### YOUR GOAL
Tally up the lines below that include the word "intended". Answer with the number alone.

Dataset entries
..............................

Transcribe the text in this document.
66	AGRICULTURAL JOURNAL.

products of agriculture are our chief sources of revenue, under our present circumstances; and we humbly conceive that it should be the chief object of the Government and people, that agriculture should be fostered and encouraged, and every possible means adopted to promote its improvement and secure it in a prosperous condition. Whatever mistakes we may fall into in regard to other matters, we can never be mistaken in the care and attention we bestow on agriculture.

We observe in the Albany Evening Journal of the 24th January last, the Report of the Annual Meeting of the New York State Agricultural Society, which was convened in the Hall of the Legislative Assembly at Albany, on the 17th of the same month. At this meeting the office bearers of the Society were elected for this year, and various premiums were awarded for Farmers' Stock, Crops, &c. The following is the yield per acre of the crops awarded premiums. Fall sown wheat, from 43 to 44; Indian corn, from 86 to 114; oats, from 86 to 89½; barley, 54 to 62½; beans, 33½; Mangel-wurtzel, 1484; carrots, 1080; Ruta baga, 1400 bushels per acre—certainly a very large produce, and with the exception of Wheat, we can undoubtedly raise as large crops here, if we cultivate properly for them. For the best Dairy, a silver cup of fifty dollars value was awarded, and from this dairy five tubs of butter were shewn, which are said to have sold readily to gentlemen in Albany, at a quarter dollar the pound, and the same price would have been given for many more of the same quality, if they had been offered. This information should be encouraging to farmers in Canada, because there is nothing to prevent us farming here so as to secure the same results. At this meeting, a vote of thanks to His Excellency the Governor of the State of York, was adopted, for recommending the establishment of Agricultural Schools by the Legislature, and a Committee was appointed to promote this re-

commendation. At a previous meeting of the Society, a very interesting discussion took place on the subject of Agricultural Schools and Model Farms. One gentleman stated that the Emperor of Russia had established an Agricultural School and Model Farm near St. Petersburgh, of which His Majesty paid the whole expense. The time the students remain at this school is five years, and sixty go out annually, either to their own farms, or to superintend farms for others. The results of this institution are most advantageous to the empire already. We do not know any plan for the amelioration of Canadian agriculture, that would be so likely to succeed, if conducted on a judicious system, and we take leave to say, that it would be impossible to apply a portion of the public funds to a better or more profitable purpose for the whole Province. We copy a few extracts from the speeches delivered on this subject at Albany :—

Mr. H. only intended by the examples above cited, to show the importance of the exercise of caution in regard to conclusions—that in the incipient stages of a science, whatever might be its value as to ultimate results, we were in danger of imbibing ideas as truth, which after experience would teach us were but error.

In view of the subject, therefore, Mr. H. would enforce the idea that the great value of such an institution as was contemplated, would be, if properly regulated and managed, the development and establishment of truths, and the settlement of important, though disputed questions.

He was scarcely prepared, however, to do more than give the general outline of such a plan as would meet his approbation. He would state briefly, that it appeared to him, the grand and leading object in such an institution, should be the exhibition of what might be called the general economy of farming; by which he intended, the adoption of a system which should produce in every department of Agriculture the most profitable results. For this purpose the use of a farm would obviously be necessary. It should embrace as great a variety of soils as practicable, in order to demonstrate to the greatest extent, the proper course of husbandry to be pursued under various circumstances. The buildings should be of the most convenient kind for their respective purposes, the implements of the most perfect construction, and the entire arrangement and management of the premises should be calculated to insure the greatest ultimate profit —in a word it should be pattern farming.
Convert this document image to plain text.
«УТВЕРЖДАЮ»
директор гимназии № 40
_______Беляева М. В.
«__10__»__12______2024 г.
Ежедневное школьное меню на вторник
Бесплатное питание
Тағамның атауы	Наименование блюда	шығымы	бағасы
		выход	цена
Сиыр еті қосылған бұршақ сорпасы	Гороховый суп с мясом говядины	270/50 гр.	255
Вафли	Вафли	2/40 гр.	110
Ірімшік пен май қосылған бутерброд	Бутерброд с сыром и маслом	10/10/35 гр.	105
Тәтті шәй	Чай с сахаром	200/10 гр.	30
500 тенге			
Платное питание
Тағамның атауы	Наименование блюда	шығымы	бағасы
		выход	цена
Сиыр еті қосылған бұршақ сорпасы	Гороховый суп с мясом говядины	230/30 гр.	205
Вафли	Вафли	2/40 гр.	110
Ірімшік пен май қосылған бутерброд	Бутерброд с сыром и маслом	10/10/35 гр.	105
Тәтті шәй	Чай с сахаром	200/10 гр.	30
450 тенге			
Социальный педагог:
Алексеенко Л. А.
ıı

..............................

### SOLUTION TO THIS PROBLEM
2